── Provided information ──
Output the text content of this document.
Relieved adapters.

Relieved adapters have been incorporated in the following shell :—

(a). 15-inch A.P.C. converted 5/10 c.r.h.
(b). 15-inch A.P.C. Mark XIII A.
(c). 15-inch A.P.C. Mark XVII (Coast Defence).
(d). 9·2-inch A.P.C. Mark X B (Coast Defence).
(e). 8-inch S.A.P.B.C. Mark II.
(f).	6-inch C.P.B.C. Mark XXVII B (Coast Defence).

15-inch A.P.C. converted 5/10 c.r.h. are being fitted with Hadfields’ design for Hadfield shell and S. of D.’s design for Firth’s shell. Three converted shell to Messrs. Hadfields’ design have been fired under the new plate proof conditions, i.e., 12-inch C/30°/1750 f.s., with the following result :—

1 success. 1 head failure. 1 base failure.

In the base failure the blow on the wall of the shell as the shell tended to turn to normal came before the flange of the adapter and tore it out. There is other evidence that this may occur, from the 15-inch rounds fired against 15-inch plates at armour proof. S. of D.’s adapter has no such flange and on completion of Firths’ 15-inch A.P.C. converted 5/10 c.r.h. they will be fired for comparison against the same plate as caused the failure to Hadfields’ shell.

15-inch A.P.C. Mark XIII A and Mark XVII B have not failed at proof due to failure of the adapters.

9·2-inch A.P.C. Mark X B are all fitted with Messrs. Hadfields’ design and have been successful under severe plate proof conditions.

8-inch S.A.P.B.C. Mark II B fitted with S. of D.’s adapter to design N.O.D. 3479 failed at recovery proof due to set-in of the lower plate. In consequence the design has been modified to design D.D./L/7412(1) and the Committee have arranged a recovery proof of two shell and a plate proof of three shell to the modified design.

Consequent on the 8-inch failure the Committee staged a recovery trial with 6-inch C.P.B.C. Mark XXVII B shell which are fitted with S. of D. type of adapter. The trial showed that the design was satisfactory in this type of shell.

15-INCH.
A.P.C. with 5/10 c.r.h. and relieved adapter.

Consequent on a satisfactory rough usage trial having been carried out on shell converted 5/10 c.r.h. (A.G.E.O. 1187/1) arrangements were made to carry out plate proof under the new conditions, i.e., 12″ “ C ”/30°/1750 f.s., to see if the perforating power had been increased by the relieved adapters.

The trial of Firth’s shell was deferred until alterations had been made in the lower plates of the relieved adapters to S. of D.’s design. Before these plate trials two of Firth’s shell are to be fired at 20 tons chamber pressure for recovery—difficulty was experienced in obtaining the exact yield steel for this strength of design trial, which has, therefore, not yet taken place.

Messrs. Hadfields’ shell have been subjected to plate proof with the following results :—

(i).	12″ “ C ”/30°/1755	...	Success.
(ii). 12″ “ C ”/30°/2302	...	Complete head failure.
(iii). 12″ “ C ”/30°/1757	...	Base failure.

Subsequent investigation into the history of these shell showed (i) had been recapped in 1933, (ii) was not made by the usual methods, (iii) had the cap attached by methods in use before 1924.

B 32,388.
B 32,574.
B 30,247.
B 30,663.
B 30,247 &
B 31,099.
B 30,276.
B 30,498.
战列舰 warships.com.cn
───
__Work to do__.
In the material above, find the lines that contain "Defence" and show them.

__Completed task__.
(c). 15-inch A.P.C. Mark XVII (Coast Defence).
(d). 9·2-inch A.P.C. Mark X B (Coast Defence).
(f).	6-inch C.P.B.C. Mark XXVII B (Coast Defence).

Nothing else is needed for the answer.